───── Given records

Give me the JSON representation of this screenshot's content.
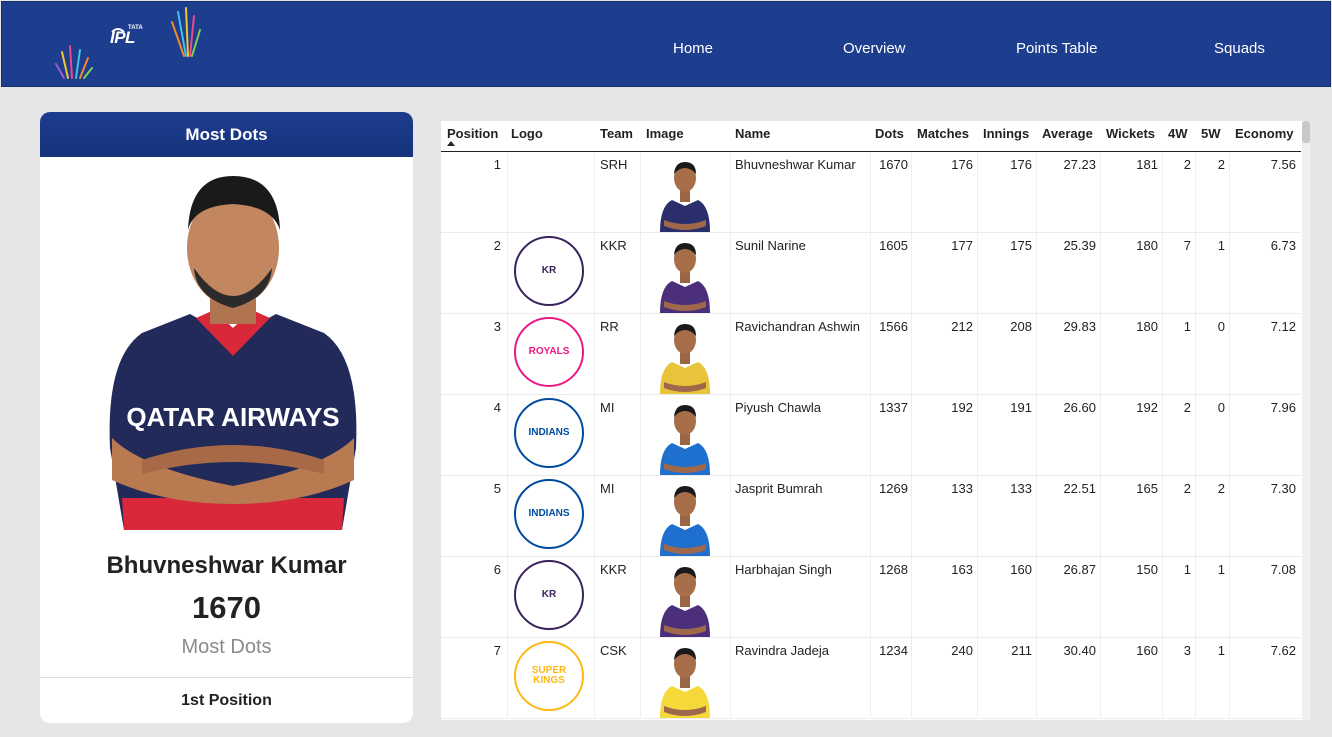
{
  "nav": {
    "logo": {
      "text": "IPL",
      "sub": "TATA"
    },
    "links": [
      "Home",
      "Overview",
      "Points Table",
      "Squads"
    ]
  },
  "card": {
    "title": "Most Dots",
    "player_name": "Bhuvneshwar Kumar",
    "value": "1670",
    "metric": "Most Dots",
    "position": "1st Position",
    "jersey_sponsor": "QATAR AIRWAYS"
  },
  "table": {
    "columns": [
      "Position",
      "Logo",
      "Team",
      "Image",
      "Name",
      "Dots",
      "Matches",
      "Innings",
      "Average",
      "Wickets",
      "4W",
      "5W",
      "Economy"
    ],
    "rows": [
      {
        "pos": "1",
        "team": "SRH",
        "name": "Bhuvneshwar Kumar",
        "dots": "1670",
        "matches": "176",
        "innings": "176",
        "average": "27.23",
        "wickets": "181",
        "w4": "2",
        "w5": "2",
        "economy": "7.56",
        "logo": ""
      },
      {
        "pos": "2",
        "team": "KKR",
        "name": "Sunil Narine",
        "dots": "1605",
        "matches": "177",
        "innings": "175",
        "average": "25.39",
        "wickets": "180",
        "w4": "7",
        "w5": "1",
        "economy": "6.73",
        "logo": "KR"
      },
      {
        "pos": "3",
        "team": "RR",
        "name": "Ravichandran Ashwin",
        "dots": "1566",
        "matches": "212",
        "innings": "208",
        "average": "29.83",
        "wickets": "180",
        "w4": "1",
        "w5": "0",
        "economy": "7.12",
        "logo": "ROYALS"
      },
      {
        "pos": "4",
        "team": "MI",
        "name": "Piyush Chawla",
        "dots": "1337",
        "matches": "192",
        "innings": "191",
        "average": "26.60",
        "wickets": "192",
        "w4": "2",
        "w5": "0",
        "economy": "7.96",
        "logo": "INDIANS"
      },
      {
        "pos": "5",
        "team": "MI",
        "name": "Jasprit Bumrah",
        "dots": "1269",
        "matches": "133",
        "innings": "133",
        "average": "22.51",
        "wickets": "165",
        "w4": "2",
        "w5": "2",
        "economy": "7.30",
        "logo": "INDIANS"
      },
      {
        "pos": "6",
        "team": "KKR",
        "name": "Harbhajan Singh",
        "dots": "1268",
        "matches": "163",
        "innings": "160",
        "average": "26.87",
        "wickets": "150",
        "w4": "1",
        "w5": "1",
        "economy": "7.08",
        "logo": "KR"
      },
      {
        "pos": "7",
        "team": "CSK",
        "name": "Ravindra Jadeja",
        "dots": "1234",
        "matches": "240",
        "innings": "211",
        "average": "30.40",
        "wickets": "160",
        "w4": "3",
        "w5": "1",
        "economy": "7.62",
        "logo": "SUPER KINGS"
      }
    ]
  },
  "colors": {
    "nav_bg": "#1d3d8f",
    "page_bg": "#e6e6e6",
    "team": {
      "SRH": "#ff822a",
      "KKR": "#3a225d",
      "RR": "#ea1a85",
      "MI": "#004ba0",
      "CSK": "#fdb913"
    },
    "jersey": {
      "SRH": "#2a2f6b",
      "KKR": "#4b2f7a",
      "RR": "#e8c43a",
      "MI": "#1f6fcf",
      "CSK": "#f5d93a"
    }
  }
}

──────────

▶ _Problem requirements_:
Using the records above, copy every line that has the word "Kumar" in it.

▶ _Exercise response_:
    "player_name": "Bhuvneshwar Kumar",
        "name": "Bhuvneshwar Kumar",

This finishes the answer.